TASK OBJECTIVE: Each line of the data below that carries the word "results" needs to be copied.

──────── SOURCE DATA ────────

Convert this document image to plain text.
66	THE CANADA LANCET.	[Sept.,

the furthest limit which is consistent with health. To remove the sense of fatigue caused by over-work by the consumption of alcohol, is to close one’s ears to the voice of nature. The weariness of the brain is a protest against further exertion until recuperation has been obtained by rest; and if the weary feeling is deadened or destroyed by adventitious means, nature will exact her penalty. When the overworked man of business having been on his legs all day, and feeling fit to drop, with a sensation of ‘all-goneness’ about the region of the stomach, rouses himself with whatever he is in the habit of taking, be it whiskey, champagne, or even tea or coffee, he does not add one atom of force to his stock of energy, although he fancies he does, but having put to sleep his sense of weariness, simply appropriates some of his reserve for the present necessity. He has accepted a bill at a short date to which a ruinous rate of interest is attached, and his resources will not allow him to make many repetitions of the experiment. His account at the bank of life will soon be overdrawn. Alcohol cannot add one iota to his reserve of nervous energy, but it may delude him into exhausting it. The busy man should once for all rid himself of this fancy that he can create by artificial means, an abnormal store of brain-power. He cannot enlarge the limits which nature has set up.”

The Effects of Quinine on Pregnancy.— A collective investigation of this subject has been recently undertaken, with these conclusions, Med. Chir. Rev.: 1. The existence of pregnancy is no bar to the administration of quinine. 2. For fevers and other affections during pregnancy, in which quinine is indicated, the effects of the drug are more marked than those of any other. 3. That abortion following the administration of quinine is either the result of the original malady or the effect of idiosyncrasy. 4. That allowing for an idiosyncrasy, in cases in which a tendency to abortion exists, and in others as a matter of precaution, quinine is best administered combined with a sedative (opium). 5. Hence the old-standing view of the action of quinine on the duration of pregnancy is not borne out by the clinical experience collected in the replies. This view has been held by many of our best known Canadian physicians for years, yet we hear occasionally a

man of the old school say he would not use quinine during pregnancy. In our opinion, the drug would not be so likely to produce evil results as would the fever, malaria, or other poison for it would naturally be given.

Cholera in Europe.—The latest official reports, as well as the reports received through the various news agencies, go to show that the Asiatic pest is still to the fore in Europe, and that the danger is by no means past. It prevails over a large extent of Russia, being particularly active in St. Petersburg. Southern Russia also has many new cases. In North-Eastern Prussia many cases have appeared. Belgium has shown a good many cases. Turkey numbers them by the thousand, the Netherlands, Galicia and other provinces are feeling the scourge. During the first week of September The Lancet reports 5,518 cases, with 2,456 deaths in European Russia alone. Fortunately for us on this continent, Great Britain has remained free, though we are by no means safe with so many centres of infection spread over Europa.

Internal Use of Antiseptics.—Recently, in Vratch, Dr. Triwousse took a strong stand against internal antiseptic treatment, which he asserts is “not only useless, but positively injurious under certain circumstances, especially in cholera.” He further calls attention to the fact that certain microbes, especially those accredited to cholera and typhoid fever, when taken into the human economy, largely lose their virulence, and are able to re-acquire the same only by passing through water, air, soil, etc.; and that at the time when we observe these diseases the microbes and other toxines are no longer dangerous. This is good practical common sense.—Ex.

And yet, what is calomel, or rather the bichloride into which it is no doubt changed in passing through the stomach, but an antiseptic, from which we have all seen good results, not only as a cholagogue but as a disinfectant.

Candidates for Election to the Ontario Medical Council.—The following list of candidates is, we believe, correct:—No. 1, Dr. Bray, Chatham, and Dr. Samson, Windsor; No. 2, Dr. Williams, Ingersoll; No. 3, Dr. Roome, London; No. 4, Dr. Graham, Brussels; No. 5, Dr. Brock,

────────

SOLUTION FOR THIS PROBLEM:
man of the old school say he would not use quinine during pregnancy. In our opinion, the drug would not be so likely to produce evil results as would the fever, malaria, or other poison for it would naturally be given.
And yet, what is calomel, or rather the bichloride into which it is no doubt changed in passing through the stomach, but an antiseptic, from which we have all seen good results, not only as a cholagogue but as a disinfectant.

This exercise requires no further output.